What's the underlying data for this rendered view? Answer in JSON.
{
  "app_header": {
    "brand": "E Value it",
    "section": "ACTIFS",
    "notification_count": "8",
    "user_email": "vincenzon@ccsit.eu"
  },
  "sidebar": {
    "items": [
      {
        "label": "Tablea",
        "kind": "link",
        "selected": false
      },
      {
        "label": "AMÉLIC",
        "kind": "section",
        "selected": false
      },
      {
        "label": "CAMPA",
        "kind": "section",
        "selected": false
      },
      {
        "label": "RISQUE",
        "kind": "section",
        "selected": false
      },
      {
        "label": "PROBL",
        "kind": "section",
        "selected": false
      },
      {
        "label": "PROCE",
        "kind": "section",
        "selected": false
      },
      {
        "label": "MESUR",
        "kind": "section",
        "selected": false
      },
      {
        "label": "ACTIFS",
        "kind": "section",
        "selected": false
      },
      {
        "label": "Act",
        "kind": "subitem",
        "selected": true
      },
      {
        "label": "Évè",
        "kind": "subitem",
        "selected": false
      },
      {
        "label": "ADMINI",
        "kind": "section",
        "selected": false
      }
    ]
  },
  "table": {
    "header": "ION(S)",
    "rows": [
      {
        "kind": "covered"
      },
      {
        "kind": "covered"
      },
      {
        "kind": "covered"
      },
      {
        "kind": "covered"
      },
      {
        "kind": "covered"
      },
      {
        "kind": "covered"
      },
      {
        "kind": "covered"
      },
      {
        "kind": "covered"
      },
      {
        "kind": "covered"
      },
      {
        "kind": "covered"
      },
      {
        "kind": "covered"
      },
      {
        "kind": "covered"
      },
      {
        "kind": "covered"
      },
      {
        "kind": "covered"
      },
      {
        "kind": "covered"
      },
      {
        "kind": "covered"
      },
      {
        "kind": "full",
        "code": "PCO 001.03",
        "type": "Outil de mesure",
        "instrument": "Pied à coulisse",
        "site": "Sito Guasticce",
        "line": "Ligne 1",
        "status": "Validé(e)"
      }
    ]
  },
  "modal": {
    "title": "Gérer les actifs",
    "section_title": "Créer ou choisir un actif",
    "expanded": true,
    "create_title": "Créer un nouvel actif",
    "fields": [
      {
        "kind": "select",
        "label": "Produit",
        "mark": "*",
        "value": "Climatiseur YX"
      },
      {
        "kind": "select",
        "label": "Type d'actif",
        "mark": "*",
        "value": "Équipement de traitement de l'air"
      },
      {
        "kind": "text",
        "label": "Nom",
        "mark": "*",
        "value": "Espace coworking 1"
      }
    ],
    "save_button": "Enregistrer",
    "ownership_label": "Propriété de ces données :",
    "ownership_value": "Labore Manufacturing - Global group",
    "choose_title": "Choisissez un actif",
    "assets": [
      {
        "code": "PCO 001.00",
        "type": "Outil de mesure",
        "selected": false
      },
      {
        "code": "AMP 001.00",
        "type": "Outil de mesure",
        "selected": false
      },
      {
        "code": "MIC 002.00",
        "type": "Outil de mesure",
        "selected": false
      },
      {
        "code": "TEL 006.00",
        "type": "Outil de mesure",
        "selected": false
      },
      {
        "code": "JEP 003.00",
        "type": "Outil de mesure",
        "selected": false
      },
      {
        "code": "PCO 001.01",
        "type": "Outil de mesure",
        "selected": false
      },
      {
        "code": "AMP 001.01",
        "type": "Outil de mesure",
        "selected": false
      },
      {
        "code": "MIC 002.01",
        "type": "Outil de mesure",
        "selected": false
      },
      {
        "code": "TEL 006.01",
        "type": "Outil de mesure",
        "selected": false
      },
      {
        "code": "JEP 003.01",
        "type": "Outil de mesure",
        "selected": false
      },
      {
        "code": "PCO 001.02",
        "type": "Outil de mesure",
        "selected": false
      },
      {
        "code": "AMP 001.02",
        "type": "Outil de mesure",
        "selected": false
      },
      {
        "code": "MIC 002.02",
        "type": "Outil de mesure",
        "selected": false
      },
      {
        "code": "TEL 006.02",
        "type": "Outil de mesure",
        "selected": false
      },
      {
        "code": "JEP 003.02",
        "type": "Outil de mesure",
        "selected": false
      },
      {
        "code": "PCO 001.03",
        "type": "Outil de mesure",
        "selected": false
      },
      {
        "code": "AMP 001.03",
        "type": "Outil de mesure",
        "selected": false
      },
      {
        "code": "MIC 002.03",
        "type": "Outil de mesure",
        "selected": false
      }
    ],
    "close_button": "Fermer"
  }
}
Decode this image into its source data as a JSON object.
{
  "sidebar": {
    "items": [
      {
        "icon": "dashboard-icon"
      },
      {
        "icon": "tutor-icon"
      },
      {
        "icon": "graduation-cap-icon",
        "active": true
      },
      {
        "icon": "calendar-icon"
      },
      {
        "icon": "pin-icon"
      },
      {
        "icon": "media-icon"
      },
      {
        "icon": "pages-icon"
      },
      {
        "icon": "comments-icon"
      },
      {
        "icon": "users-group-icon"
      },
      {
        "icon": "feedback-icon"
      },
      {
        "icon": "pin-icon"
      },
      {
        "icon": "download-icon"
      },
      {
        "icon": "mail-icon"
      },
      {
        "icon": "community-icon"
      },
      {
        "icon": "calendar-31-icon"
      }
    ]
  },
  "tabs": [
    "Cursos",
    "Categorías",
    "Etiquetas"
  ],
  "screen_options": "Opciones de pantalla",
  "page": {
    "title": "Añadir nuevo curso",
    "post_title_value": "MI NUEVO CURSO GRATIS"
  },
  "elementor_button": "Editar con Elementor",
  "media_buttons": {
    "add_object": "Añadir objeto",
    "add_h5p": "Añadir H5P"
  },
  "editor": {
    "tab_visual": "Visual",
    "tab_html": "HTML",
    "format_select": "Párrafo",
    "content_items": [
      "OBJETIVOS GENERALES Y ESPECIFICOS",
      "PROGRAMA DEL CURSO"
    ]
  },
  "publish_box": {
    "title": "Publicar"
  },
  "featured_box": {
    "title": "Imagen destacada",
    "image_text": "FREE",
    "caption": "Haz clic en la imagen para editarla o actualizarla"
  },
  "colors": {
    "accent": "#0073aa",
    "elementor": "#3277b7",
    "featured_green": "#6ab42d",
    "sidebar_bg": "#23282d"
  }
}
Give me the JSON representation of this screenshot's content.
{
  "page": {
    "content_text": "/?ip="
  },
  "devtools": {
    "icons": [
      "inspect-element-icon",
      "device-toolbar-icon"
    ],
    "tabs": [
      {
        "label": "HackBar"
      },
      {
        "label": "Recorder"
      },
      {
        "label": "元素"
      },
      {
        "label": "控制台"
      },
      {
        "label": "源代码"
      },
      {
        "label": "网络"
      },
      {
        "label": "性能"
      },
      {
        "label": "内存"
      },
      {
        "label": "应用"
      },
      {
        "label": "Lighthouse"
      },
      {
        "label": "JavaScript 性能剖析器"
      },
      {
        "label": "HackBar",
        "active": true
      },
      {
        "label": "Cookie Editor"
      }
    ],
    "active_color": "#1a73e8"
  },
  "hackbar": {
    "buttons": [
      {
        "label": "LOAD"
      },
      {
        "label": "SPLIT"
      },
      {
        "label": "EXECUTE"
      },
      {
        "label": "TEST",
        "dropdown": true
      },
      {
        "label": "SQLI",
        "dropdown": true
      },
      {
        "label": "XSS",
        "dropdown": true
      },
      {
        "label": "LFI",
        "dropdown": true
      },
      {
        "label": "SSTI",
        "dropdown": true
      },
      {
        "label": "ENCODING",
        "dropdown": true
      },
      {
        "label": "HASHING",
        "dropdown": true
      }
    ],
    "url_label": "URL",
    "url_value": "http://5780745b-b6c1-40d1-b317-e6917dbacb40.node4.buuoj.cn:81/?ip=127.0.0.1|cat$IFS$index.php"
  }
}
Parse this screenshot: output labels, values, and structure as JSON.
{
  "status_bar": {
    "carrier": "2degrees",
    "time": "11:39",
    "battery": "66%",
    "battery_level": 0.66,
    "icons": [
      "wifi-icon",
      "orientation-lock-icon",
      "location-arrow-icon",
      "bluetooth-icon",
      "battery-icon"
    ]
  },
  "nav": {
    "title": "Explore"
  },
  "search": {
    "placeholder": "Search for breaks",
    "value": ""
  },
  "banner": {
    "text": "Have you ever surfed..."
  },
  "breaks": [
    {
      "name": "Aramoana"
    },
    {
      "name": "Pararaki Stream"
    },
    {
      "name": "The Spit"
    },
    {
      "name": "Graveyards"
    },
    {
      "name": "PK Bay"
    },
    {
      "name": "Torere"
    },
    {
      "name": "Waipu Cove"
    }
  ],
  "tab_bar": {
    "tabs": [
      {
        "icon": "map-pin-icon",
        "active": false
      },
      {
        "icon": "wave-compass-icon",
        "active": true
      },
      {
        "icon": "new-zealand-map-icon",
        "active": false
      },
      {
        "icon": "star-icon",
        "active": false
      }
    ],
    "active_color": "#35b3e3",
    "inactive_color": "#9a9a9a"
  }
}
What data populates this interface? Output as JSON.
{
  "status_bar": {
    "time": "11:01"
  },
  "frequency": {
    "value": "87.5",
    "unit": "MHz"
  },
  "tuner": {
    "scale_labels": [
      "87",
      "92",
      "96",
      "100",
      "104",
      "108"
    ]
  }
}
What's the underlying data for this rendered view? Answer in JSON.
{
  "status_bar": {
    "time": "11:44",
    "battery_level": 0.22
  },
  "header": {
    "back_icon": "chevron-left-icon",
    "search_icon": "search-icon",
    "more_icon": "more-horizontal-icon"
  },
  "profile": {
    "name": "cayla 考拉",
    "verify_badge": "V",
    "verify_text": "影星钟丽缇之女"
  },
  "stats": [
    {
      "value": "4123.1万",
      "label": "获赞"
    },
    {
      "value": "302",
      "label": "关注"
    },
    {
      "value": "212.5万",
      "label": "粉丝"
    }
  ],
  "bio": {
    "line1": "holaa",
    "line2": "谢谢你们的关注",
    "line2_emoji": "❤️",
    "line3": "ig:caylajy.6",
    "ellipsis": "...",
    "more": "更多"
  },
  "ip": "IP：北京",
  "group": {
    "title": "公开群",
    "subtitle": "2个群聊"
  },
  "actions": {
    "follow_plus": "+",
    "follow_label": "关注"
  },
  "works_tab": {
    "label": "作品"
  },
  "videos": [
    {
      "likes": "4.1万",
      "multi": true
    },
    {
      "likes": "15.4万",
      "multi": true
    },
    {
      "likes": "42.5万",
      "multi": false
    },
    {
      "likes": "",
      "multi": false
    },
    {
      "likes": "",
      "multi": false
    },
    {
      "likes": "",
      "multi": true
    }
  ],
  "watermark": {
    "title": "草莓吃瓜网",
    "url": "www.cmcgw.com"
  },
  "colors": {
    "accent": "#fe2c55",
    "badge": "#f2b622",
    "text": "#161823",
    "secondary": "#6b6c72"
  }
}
· · · ·
TASK:
Pull every line containing "JSON" out of the records.

ANSWER BELOW:
What's the underlying data for this rendered view? Answer in JSON.
Decode this image into its source data as a JSON object.
Give me the JSON representation of this screenshot's content.
Parse this screenshot: output labels, values, and structure as JSON.
What data populates this interface? Output as JSON.
What's the underlying data for this rendered view? Answer in JSON.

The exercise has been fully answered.